EXTRACTED MATERIAL:
* * * * * * *
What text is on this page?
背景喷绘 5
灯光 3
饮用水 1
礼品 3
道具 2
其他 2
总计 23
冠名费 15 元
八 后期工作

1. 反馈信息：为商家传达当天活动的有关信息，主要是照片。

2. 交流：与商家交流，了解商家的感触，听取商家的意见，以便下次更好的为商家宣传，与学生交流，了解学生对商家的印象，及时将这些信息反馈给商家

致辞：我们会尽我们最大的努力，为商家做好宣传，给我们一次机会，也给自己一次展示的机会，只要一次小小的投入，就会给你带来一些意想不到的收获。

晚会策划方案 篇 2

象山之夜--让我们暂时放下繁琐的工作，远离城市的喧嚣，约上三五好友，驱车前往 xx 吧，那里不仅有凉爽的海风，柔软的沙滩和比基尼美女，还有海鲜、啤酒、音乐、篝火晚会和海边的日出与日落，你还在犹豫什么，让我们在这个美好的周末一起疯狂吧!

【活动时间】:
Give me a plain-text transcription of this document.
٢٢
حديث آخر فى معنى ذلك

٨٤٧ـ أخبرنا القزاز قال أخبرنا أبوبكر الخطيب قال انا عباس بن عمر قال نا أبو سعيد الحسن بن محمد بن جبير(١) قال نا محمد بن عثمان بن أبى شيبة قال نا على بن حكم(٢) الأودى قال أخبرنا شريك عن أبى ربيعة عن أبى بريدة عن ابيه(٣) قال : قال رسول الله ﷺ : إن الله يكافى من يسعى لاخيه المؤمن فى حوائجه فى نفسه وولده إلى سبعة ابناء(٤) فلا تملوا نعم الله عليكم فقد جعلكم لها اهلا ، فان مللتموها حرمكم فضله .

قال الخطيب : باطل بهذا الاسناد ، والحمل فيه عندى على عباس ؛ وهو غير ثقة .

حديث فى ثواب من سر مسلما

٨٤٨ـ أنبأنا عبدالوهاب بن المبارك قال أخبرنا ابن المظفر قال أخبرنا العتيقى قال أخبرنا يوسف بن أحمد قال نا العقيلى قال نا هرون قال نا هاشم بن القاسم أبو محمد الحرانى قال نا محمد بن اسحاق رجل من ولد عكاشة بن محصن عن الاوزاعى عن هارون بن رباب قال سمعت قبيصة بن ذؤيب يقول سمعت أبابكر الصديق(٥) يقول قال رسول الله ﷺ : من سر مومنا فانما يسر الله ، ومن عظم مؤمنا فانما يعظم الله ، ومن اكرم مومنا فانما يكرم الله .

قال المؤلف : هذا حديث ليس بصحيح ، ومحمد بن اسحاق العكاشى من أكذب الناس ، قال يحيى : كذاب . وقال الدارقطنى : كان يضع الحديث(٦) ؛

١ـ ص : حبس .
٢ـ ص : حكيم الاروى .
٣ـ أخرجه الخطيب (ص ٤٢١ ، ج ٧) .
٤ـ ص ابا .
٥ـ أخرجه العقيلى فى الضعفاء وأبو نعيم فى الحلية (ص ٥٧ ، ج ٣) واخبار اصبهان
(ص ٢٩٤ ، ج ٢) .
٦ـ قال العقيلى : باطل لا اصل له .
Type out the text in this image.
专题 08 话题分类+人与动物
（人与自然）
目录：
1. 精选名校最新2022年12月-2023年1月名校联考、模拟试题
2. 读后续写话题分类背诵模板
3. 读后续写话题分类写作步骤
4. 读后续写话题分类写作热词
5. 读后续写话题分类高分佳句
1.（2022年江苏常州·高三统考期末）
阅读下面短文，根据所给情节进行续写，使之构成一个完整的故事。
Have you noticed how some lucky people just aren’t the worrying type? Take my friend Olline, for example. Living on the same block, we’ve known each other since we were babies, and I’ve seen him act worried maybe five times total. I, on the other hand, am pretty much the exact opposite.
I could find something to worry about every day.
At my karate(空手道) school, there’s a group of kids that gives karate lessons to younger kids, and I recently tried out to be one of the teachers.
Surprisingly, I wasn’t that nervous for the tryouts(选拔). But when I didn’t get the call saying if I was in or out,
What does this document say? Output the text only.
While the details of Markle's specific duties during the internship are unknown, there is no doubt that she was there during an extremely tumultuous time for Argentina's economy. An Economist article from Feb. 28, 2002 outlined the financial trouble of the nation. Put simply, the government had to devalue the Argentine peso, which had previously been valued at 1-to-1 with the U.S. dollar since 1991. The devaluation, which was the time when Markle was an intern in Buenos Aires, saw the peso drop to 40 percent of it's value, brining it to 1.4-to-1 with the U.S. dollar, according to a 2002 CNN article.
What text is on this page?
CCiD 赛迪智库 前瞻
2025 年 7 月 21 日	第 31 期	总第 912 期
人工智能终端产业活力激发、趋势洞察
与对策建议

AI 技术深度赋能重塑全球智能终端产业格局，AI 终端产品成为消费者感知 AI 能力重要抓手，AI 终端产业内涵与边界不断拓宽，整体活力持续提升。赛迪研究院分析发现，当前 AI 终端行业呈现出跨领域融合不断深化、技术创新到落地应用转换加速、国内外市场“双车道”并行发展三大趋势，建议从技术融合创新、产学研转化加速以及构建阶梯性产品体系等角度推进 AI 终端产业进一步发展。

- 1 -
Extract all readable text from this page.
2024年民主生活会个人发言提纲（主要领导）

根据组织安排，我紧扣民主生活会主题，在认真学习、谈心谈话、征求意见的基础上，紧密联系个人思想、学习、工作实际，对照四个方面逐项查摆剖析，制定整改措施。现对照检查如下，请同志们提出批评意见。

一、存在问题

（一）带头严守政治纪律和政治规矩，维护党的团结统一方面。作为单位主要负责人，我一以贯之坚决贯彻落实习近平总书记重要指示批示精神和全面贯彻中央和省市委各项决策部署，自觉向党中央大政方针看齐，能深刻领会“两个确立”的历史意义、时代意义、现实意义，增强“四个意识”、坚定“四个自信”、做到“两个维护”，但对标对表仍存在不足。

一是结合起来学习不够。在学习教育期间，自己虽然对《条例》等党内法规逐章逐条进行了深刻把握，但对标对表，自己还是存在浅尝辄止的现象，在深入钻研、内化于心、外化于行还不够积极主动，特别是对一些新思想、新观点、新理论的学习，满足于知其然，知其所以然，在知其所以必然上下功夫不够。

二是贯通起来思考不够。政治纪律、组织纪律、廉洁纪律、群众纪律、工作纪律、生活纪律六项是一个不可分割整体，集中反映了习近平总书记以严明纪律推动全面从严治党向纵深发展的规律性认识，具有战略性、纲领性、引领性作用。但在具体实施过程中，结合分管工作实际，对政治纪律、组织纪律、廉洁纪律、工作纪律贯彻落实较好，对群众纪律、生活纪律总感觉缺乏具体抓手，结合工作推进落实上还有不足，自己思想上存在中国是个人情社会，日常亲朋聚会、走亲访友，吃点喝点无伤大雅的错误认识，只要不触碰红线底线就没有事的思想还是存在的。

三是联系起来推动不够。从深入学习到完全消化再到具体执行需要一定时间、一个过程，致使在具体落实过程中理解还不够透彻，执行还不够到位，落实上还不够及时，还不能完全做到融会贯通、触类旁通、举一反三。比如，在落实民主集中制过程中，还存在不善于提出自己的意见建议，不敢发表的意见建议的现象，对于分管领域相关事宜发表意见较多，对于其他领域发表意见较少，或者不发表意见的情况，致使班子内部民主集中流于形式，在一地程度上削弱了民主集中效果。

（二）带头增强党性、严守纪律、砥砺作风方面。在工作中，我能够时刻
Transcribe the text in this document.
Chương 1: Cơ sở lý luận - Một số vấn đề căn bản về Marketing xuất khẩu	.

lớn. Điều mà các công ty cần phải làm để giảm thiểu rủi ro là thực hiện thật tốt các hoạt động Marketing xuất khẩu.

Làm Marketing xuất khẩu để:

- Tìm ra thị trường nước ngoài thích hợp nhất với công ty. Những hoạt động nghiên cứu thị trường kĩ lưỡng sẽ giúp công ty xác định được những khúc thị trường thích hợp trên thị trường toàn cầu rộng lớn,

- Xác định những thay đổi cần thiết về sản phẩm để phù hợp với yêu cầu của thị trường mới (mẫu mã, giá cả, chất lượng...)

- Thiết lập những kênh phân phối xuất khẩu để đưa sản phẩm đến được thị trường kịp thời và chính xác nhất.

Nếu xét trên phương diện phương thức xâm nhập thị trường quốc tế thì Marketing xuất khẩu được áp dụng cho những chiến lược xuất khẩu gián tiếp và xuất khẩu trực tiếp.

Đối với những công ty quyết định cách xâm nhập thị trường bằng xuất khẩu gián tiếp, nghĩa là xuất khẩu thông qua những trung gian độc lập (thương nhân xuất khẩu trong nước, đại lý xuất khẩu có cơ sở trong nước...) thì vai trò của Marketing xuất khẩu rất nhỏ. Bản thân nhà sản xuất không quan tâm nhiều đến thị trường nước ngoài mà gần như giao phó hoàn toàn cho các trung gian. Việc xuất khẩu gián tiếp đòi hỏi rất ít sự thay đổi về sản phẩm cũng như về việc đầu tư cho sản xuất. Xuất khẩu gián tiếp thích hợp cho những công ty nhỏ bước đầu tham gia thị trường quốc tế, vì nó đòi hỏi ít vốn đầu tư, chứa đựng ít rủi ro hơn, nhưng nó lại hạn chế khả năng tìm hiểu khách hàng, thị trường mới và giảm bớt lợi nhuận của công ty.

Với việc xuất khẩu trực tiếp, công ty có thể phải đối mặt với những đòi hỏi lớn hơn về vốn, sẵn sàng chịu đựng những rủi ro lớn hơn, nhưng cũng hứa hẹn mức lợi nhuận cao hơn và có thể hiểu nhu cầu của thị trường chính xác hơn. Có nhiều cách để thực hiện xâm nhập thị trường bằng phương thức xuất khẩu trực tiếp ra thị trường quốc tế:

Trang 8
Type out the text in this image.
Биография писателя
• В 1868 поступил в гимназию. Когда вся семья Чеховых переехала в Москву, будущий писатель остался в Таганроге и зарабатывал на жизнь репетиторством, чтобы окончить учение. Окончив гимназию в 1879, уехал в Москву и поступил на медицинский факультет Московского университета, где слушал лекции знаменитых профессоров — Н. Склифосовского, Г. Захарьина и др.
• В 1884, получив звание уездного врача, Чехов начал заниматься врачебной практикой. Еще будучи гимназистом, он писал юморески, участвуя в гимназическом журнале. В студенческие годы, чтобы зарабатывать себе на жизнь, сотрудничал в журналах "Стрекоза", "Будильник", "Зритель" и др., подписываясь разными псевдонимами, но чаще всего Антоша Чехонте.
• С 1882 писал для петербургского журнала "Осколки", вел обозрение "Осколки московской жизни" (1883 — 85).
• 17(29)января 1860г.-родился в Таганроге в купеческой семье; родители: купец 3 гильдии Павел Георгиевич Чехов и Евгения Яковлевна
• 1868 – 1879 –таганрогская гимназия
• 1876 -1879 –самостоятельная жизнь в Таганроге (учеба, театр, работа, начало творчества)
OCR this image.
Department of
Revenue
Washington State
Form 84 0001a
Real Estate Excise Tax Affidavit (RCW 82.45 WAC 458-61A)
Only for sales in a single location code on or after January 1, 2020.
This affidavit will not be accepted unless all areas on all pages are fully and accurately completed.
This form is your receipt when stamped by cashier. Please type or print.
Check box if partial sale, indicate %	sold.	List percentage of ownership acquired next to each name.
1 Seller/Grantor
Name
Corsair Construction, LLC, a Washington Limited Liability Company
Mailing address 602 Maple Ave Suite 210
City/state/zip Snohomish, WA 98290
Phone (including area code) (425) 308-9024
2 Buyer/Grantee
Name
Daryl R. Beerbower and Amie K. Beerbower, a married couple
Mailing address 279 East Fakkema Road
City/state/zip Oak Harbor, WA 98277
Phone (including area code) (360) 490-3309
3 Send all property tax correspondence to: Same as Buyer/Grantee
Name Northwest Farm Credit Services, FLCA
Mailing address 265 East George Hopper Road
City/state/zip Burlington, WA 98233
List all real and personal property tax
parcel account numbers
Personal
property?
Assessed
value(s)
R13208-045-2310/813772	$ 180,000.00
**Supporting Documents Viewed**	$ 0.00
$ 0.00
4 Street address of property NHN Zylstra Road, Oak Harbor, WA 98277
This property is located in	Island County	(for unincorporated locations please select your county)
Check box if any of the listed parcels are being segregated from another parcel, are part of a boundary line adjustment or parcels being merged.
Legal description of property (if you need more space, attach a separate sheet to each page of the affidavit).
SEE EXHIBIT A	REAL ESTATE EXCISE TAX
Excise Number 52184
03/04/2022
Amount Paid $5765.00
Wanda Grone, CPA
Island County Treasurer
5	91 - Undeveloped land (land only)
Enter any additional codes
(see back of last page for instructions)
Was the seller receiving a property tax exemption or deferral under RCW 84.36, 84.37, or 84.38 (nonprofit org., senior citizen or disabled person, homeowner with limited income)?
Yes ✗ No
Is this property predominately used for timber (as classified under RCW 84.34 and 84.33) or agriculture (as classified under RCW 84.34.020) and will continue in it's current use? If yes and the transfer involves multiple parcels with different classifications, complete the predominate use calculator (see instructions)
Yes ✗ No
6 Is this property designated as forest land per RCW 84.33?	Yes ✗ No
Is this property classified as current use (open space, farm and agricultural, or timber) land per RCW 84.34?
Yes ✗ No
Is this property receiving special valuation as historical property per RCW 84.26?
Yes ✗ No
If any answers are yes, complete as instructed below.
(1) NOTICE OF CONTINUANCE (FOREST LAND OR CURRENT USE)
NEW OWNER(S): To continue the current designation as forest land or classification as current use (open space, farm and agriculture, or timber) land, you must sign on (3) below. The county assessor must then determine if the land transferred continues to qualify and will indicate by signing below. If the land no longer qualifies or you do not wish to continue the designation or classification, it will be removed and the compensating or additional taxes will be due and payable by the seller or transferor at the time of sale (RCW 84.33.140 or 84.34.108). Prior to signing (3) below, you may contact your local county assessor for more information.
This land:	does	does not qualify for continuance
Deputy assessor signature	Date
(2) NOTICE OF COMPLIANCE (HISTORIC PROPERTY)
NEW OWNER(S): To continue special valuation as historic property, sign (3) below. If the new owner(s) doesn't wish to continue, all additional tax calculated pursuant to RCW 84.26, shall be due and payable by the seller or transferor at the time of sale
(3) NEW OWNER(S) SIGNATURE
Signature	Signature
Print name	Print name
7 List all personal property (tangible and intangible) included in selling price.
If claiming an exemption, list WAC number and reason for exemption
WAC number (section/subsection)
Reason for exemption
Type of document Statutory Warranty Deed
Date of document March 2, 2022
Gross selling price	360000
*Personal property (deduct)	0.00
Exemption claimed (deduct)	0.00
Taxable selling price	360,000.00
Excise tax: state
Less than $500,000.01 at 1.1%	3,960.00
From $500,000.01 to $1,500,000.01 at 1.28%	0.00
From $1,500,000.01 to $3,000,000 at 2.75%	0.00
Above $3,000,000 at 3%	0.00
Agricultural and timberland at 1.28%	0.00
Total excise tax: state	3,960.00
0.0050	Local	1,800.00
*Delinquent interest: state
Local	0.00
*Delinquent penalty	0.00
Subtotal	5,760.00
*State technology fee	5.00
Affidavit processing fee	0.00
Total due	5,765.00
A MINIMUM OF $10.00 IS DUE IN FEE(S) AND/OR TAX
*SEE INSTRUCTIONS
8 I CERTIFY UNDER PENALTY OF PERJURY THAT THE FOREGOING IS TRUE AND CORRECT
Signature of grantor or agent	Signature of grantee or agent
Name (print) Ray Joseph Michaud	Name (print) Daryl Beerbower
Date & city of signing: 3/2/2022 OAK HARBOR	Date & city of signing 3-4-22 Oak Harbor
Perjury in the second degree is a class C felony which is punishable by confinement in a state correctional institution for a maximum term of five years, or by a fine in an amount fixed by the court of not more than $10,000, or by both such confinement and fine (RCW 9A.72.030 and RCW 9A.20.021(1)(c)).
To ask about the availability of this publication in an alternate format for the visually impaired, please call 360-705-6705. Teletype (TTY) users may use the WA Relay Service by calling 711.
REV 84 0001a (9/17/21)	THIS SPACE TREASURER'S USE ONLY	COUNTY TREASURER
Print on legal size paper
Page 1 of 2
* * * * * * *
DIRECTIVE:
Search the data for "عباس" and list every line in which it occurs.

RESULT OF THE TASK:
٨٤٧ـ أخبرنا القزاز قال أخبرنا أبوبكر الخطيب قال انا عباس بن عمر قال نا أبو سعيد الحسن بن محمد بن جبير(١) قال نا محمد بن عثمان بن أبى شيبة قال نا على بن حكم(٢) الأودى قال أخبرنا شريك عن أبى ربيعة عن أبى بريدة عن ابيه(٣) قال : قال رسول الله ﷺ : إن الله يكافى من يسعى لاخيه المؤمن فى حوائجه فى نفسه وولده إلى سبعة ابناء(٤) فلا تملوا نعم الله عليكم فقد جعلكم لها اهلا ، فان مللتموها حرمكم فضله .
قال الخطيب : باطل بهذا الاسناد ، والحمل فيه عندى على عباس ؛ وهو غير ثقة .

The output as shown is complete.